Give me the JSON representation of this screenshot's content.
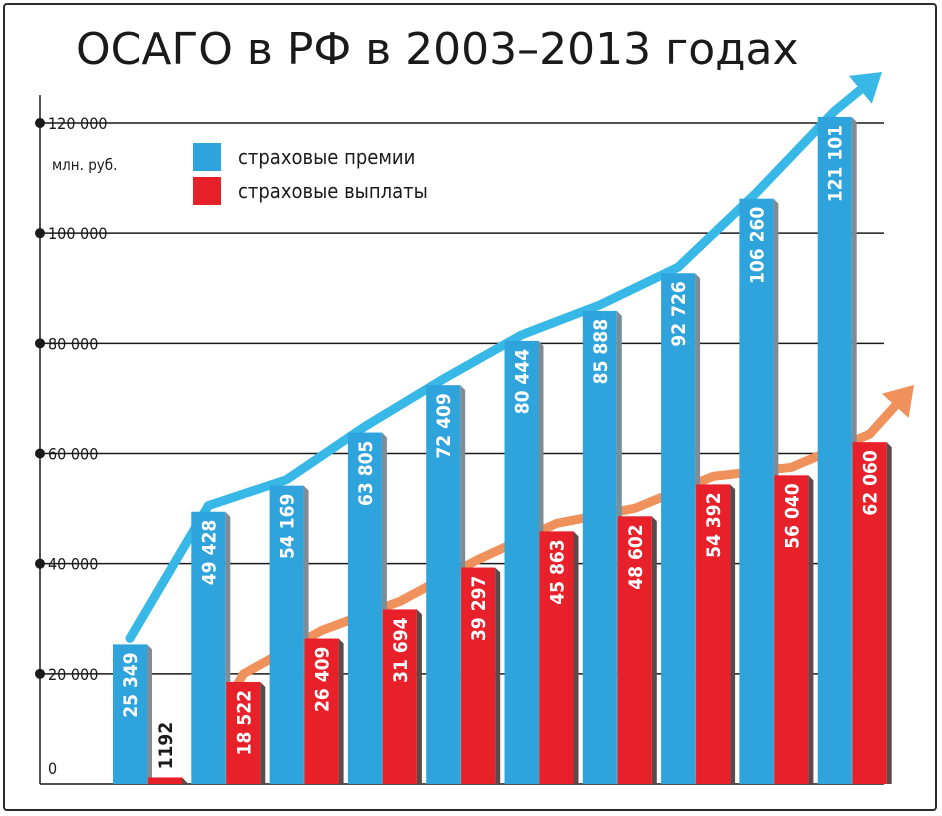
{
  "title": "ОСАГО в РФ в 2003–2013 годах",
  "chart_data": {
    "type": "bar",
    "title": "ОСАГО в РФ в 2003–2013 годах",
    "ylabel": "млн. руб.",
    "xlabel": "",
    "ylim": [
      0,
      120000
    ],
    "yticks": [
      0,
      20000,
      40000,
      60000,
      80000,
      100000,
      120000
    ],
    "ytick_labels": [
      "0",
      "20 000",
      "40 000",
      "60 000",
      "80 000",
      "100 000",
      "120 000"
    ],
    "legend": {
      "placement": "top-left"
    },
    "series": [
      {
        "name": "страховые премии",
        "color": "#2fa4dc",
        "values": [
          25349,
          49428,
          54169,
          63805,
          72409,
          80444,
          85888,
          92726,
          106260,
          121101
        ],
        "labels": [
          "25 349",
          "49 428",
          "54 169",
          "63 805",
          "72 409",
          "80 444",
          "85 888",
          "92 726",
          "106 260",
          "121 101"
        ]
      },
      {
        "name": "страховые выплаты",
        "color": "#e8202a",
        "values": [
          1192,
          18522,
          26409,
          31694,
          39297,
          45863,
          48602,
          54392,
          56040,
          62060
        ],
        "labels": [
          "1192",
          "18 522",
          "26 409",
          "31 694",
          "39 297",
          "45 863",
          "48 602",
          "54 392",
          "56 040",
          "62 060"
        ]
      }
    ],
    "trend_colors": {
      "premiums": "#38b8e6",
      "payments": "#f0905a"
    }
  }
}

# # #

• PROBLEM DETAILS:
Using the listing, collect all lines in which the string "годах" is found.

• OUTPUT OF THE TASK:
  "title": "ОСАГО в РФ в 2003–2013 годах",
    "title": "ОСАГО в РФ в 2003–2013 годах",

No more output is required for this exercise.